What you need to do:
In the material from its start through the line containing "The operator user", replace "elevational side view" with "side elevation view" and give those lines back with nothing else altered.
··· Exercise material ···
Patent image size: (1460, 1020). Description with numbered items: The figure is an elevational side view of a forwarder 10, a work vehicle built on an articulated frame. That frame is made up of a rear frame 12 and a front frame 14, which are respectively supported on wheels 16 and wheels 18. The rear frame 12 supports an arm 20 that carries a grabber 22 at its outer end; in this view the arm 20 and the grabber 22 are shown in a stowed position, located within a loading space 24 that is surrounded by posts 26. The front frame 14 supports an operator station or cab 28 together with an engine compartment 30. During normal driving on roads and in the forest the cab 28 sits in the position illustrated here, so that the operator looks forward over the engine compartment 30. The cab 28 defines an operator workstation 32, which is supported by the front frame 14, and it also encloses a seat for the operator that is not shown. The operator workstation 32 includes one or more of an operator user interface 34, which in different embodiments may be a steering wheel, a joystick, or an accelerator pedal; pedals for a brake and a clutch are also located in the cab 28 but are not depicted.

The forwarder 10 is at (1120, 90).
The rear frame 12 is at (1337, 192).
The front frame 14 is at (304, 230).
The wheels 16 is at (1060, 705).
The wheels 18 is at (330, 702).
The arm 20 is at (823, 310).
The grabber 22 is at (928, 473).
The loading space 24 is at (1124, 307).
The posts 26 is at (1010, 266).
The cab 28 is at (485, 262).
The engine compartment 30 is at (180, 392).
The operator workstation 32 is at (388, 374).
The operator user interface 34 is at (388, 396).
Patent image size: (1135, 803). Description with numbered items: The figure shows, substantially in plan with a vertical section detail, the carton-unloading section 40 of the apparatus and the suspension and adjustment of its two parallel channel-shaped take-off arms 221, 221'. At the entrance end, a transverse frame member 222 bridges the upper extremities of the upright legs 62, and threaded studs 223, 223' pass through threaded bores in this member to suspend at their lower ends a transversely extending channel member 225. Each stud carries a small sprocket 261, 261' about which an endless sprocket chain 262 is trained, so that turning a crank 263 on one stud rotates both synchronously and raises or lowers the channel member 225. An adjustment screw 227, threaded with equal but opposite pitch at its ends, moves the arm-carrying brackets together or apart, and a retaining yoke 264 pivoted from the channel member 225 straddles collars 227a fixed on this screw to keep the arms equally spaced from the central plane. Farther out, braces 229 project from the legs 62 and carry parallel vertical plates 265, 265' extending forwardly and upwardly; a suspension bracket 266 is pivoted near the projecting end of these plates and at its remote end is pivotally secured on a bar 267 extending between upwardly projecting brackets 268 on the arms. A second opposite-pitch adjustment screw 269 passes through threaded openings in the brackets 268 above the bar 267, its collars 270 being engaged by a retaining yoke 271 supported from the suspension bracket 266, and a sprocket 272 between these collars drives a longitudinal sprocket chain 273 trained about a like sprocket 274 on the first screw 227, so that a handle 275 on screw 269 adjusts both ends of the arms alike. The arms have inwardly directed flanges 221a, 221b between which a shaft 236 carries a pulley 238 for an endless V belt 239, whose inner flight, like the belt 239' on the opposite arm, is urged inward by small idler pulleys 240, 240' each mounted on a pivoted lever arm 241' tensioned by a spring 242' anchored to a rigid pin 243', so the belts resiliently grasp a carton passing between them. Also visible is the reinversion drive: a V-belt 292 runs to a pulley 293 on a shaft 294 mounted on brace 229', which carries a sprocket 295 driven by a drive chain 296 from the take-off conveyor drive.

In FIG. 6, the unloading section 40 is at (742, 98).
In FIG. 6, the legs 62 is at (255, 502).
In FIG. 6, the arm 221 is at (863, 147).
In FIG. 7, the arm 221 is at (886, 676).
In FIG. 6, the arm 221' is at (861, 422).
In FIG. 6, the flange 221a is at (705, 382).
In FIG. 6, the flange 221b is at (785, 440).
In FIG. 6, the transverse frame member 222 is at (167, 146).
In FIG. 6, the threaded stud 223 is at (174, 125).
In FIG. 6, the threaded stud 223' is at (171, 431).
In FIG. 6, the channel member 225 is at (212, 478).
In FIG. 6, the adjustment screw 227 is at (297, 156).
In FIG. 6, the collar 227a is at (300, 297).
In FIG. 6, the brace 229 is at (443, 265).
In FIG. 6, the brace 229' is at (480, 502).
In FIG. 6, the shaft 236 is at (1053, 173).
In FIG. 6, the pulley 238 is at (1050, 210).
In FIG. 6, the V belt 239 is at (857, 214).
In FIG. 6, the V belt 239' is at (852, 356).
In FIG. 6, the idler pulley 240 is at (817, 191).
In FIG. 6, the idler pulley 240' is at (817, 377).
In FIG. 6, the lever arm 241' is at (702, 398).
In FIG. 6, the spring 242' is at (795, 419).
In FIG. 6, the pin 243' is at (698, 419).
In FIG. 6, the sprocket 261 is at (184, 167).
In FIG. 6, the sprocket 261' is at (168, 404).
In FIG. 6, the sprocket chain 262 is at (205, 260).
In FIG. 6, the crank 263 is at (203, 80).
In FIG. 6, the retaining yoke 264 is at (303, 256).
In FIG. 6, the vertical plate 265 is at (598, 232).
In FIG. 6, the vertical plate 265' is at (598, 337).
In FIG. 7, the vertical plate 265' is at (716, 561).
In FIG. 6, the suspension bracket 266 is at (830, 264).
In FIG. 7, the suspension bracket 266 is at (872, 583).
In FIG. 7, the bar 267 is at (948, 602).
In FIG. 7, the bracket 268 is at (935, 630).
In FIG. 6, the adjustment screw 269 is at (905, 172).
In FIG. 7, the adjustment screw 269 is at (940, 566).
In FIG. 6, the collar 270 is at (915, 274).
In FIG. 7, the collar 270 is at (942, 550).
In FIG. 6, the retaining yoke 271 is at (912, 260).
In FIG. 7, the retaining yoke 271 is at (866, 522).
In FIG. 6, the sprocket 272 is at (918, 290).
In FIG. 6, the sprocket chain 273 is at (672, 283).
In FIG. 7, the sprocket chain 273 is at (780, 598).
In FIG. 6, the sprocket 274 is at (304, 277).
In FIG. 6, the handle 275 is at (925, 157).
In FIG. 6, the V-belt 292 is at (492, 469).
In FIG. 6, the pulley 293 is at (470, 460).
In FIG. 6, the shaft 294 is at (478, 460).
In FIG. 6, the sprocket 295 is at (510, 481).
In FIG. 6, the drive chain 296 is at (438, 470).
···
Completed exercise:
Patent image size: (1460, 1020). Description with numbered items: The figure is an side elevation view of a forwarder 10, a work vehicle built on an articulated frame. That frame is made up of a rear frame 12 and a front frame 14, which are respectively supported on wheels 16 and wheels 18. The rear frame 12 supports an arm 20 that carries a grabber 22 at its outer end; in this view the arm 20 and the grabber 22 are shown in a stowed position, located within a loading space 24 that is surrounded by posts 26. The front frame 14 supports an operator station or cab 28 together with an engine compartment 30. During normal driving on roads and in the forest the cab 28 sits in the position illustrated here, so that the operator looks forward over the engine compartment 30. The cab 28 defines an operator workstation 32, which is supported by the front frame 14, and it also encloses a seat for the operator that is not shown. The operator workstation 32 includes one or more of an operator user interface 34, which in different embodiments may be a steering wheel, a joystick, or an accelerator pedal; pedals for a brake and a clutch are also located in the cab 28 but are not depicted.

The forwarder 10 is at (1120, 90).
The rear frame 12 is at (1337, 192).
The front frame 14 is at (304, 230).
The wheels 16 is at (1060, 705).
The wheels 18 is at (330, 702).
The arm 20 is at (823, 310).
The grabber 22 is at (928, 473).
The loading space 24 is at (1124, 307).
The posts 26 is at (1010, 266).
The cab 28 is at (485, 262).
The engine compartment 30 is at (180, 392).
The operator workstation 32 is at (388, 374).
The operator user interface 34 is at (388, 396).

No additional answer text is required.